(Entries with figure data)
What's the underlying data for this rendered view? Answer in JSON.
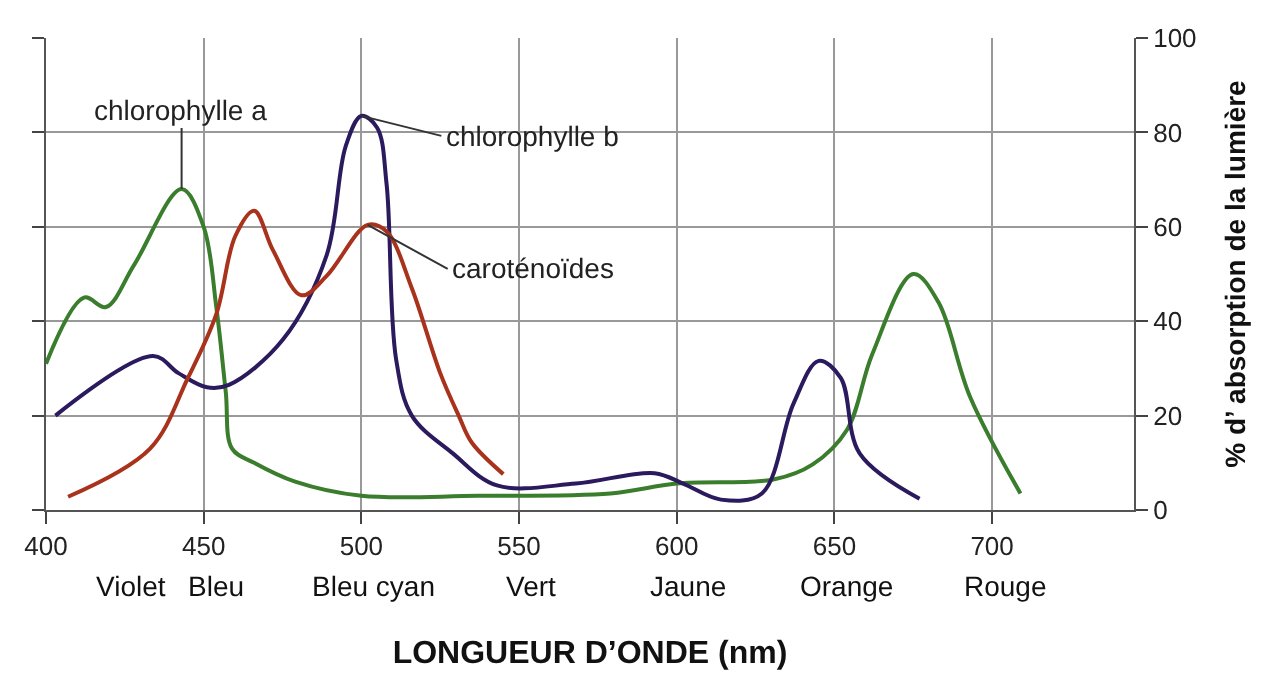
{
  "chart_data": {
    "type": "line",
    "xlabel": "LONGUEUR D’ONDE (nm)",
    "ylabel": "% d’ absorption de la lumière",
    "xlim": [
      400,
      745
    ],
    "xticks": [
      400,
      450,
      500,
      550,
      600,
      650,
      700
    ],
    "ylim": [
      0,
      100
    ],
    "yticks": [
      0,
      20,
      40,
      60,
      80,
      100
    ],
    "grid": true,
    "legend": false,
    "marker": "none",
    "line_style": "solid",
    "series": [
      {
        "name": "chlorophylle a",
        "color": "#3a7d2c",
        "x": [
          400,
          412,
          419,
          428,
          443,
          450,
          454,
          457,
          459,
          466,
          479,
          500,
          537,
          579,
          600,
          631,
          643,
          654,
          662,
          675,
          683,
          693,
          709
        ],
        "values": [
          31,
          45,
          43,
          52,
          68,
          60,
          43,
          25,
          13,
          10,
          6,
          3,
          3,
          3.5,
          5.6,
          6.5,
          9.6,
          17,
          33,
          50,
          44,
          24,
          3.5
        ]
      },
      {
        "name": "chlorophylle b",
        "color": "#2b1a5e",
        "x": [
          403,
          434,
          442,
          451,
          458,
          475,
          489,
          495,
          500,
          505,
          508,
          511,
          516,
          529,
          543,
          568,
          593,
          602,
          614,
          627,
          637,
          645,
          652,
          658,
          677
        ],
        "values": [
          20,
          32.6,
          29,
          26,
          26.5,
          36,
          54,
          77,
          83.5,
          81,
          69,
          32,
          20,
          12,
          5.2,
          5.6,
          7.8,
          5.6,
          2.2,
          3.5,
          22.5,
          31.6,
          28,
          12,
          2.4
        ]
      },
      {
        "name": "caroténoïdes",
        "color": "#a8321c",
        "x": [
          407,
          433,
          445,
          454,
          460,
          466,
          472,
          481,
          489,
          502,
          508,
          516,
          525,
          531,
          535,
          545
        ],
        "values": [
          2.8,
          13,
          28,
          41.5,
          58,
          63.4,
          55,
          45.5,
          49.6,
          60.4,
          59,
          47,
          29,
          19.8,
          14.3,
          7.6
        ]
      }
    ],
    "annotations": [
      "Violet",
      "Bleu",
      "Bleu cyan",
      "Vert",
      "Jaune",
      "Orange",
      "Rouge"
    ]
  }
}
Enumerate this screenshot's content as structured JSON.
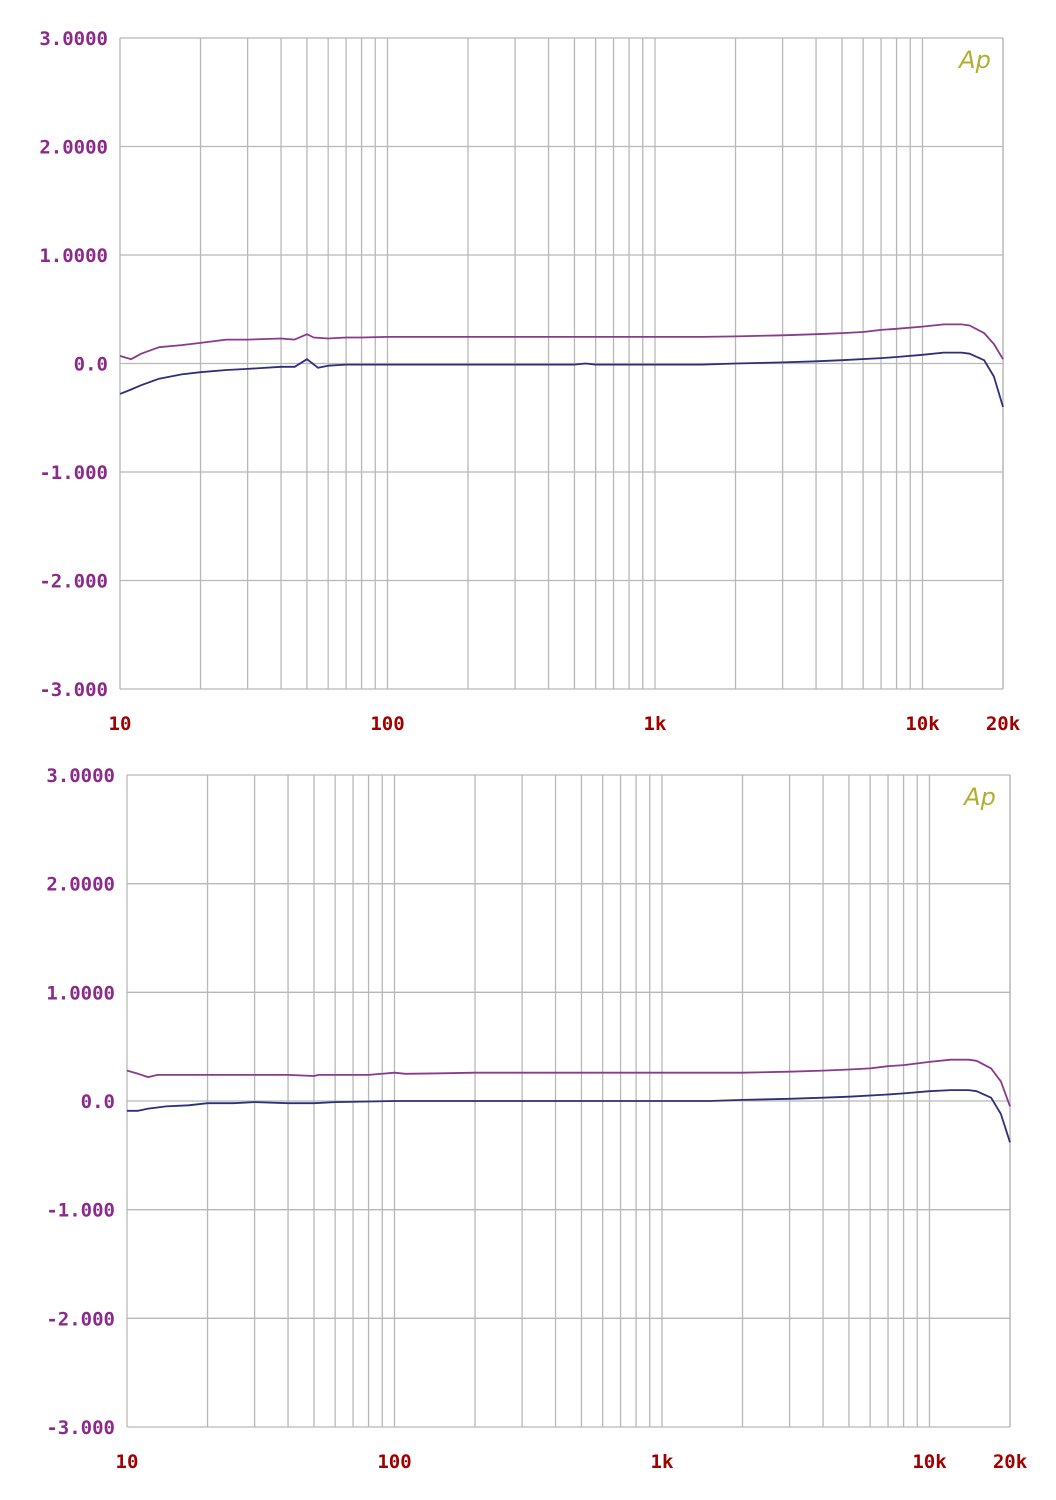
{
  "colors": {
    "grid": "#b8b8b8",
    "ytick": "#8a2a8a",
    "xtick": "#a00000",
    "logo": "#b0b030",
    "series_upper": "#8a3a8a",
    "series_lower": "#2e2e7a"
  },
  "logo_text": "Ap",
  "chart_data": [
    {
      "type": "line",
      "x_scale": "log",
      "xlim": [
        10,
        20000
      ],
      "ylim": [
        -3,
        3
      ],
      "grid": true,
      "y_ticks": [
        {
          "value": 3,
          "label": "3.0000"
        },
        {
          "value": 2,
          "label": "2.0000"
        },
        {
          "value": 1,
          "label": "1.0000"
        },
        {
          "value": 0,
          "label": "0.0"
        },
        {
          "value": -1,
          "label": "-1.000"
        },
        {
          "value": -2,
          "label": "-2.000"
        },
        {
          "value": -3,
          "label": "-3.000"
        }
      ],
      "x_ticks": [
        {
          "value": 10,
          "label": "10"
        },
        {
          "value": 100,
          "label": "100"
        },
        {
          "value": 1000,
          "label": "1k"
        },
        {
          "value": 10000,
          "label": "10k"
        },
        {
          "value": 20000,
          "label": "20k"
        }
      ],
      "series": [
        {
          "color_key": "series_upper",
          "points": [
            [
              10,
              0.07
            ],
            [
              11,
              0.04
            ],
            [
              12,
              0.09
            ],
            [
              14,
              0.15
            ],
            [
              17,
              0.17
            ],
            [
              20,
              0.19
            ],
            [
              25,
              0.22
            ],
            [
              30,
              0.22
            ],
            [
              40,
              0.23
            ],
            [
              45,
              0.22
            ],
            [
              50,
              0.27
            ],
            [
              53,
              0.24
            ],
            [
              60,
              0.23
            ],
            [
              70,
              0.24
            ],
            [
              80,
              0.24
            ],
            [
              100,
              0.245
            ],
            [
              150,
              0.245
            ],
            [
              200,
              0.245
            ],
            [
              300,
              0.245
            ],
            [
              500,
              0.245
            ],
            [
              700,
              0.245
            ],
            [
              1000,
              0.245
            ],
            [
              1500,
              0.245
            ],
            [
              2000,
              0.25
            ],
            [
              3000,
              0.26
            ],
            [
              4000,
              0.27
            ],
            [
              5000,
              0.28
            ],
            [
              6000,
              0.29
            ],
            [
              7000,
              0.31
            ],
            [
              8000,
              0.32
            ],
            [
              10000,
              0.34
            ],
            [
              12000,
              0.36
            ],
            [
              14000,
              0.36
            ],
            [
              15000,
              0.35
            ],
            [
              17000,
              0.28
            ],
            [
              18500,
              0.18
            ],
            [
              20000,
              0.04
            ]
          ]
        },
        {
          "color_key": "series_lower",
          "points": [
            [
              10,
              -0.28
            ],
            [
              11,
              -0.24
            ],
            [
              12,
              -0.2
            ],
            [
              14,
              -0.14
            ],
            [
              17,
              -0.1
            ],
            [
              20,
              -0.08
            ],
            [
              25,
              -0.06
            ],
            [
              30,
              -0.05
            ],
            [
              40,
              -0.03
            ],
            [
              45,
              -0.03
            ],
            [
              50,
              0.04
            ],
            [
              55,
              -0.04
            ],
            [
              60,
              -0.02
            ],
            [
              70,
              -0.01
            ],
            [
              100,
              -0.01
            ],
            [
              200,
              -0.01
            ],
            [
              500,
              -0.01
            ],
            [
              550,
              0.0
            ],
            [
              600,
              -0.01
            ],
            [
              1000,
              -0.01
            ],
            [
              1500,
              -0.01
            ],
            [
              2000,
              0.0
            ],
            [
              3000,
              0.01
            ],
            [
              4000,
              0.02
            ],
            [
              5000,
              0.03
            ],
            [
              7000,
              0.05
            ],
            [
              8000,
              0.06
            ],
            [
              10000,
              0.08
            ],
            [
              12000,
              0.1
            ],
            [
              14000,
              0.1
            ],
            [
              15000,
              0.09
            ],
            [
              17000,
              0.03
            ],
            [
              18500,
              -0.12
            ],
            [
              20000,
              -0.4
            ]
          ]
        }
      ]
    },
    {
      "type": "line",
      "x_scale": "log",
      "xlim": [
        10,
        20000
      ],
      "ylim": [
        -3,
        3
      ],
      "grid": true,
      "y_ticks": [
        {
          "value": 3,
          "label": "3.0000"
        },
        {
          "value": 2,
          "label": "2.0000"
        },
        {
          "value": 1,
          "label": "1.0000"
        },
        {
          "value": 0,
          "label": "0.0"
        },
        {
          "value": -1,
          "label": "-1.000"
        },
        {
          "value": -2,
          "label": "-2.000"
        },
        {
          "value": -3,
          "label": "-3.000"
        }
      ],
      "x_ticks": [
        {
          "value": 10,
          "label": "10"
        },
        {
          "value": 100,
          "label": "100"
        },
        {
          "value": 1000,
          "label": "1k"
        },
        {
          "value": 10000,
          "label": "10k"
        },
        {
          "value": 20000,
          "label": "20k"
        }
      ],
      "series": [
        {
          "color_key": "series_upper",
          "points": [
            [
              10,
              0.28
            ],
            [
              11,
              0.25
            ],
            [
              12,
              0.22
            ],
            [
              13,
              0.24
            ],
            [
              15,
              0.24
            ],
            [
              20,
              0.24
            ],
            [
              30,
              0.24
            ],
            [
              40,
              0.24
            ],
            [
              50,
              0.23
            ],
            [
              52,
              0.24
            ],
            [
              70,
              0.24
            ],
            [
              80,
              0.24
            ],
            [
              100,
              0.26
            ],
            [
              110,
              0.25
            ],
            [
              150,
              0.255
            ],
            [
              200,
              0.26
            ],
            [
              300,
              0.26
            ],
            [
              500,
              0.26
            ],
            [
              700,
              0.26
            ],
            [
              1000,
              0.26
            ],
            [
              1500,
              0.26
            ],
            [
              2000,
              0.26
            ],
            [
              3000,
              0.27
            ],
            [
              4000,
              0.28
            ],
            [
              5000,
              0.29
            ],
            [
              6000,
              0.3
            ],
            [
              7000,
              0.32
            ],
            [
              8000,
              0.33
            ],
            [
              10000,
              0.36
            ],
            [
              12000,
              0.38
            ],
            [
              14000,
              0.38
            ],
            [
              15000,
              0.37
            ],
            [
              17000,
              0.3
            ],
            [
              18500,
              0.18
            ],
            [
              20000,
              -0.05
            ]
          ]
        },
        {
          "color_key": "series_lower",
          "points": [
            [
              10,
              -0.09
            ],
            [
              11,
              -0.09
            ],
            [
              12,
              -0.07
            ],
            [
              14,
              -0.05
            ],
            [
              17,
              -0.04
            ],
            [
              20,
              -0.02
            ],
            [
              25,
              -0.02
            ],
            [
              30,
              -0.01
            ],
            [
              40,
              -0.02
            ],
            [
              50,
              -0.02
            ],
            [
              60,
              -0.01
            ],
            [
              100,
              0.0
            ],
            [
              200,
              0.0
            ],
            [
              500,
              0.0
            ],
            [
              700,
              0.0
            ],
            [
              1000,
              0.0
            ],
            [
              1500,
              0.0
            ],
            [
              2000,
              0.01
            ],
            [
              3000,
              0.02
            ],
            [
              4000,
              0.03
            ],
            [
              5000,
              0.04
            ],
            [
              7000,
              0.06
            ],
            [
              8000,
              0.07
            ],
            [
              10000,
              0.09
            ],
            [
              12000,
              0.1
            ],
            [
              14000,
              0.1
            ],
            [
              15000,
              0.09
            ],
            [
              17000,
              0.03
            ],
            [
              18500,
              -0.12
            ],
            [
              20000,
              -0.38
            ]
          ]
        }
      ]
    }
  ]
}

Stated exercise:
Filter lines by "this" and return each hit.

Completed task:
What's the underlying data for this rendered view? Answer in JSON.
Enumerate this screenshot's content as structured JSON.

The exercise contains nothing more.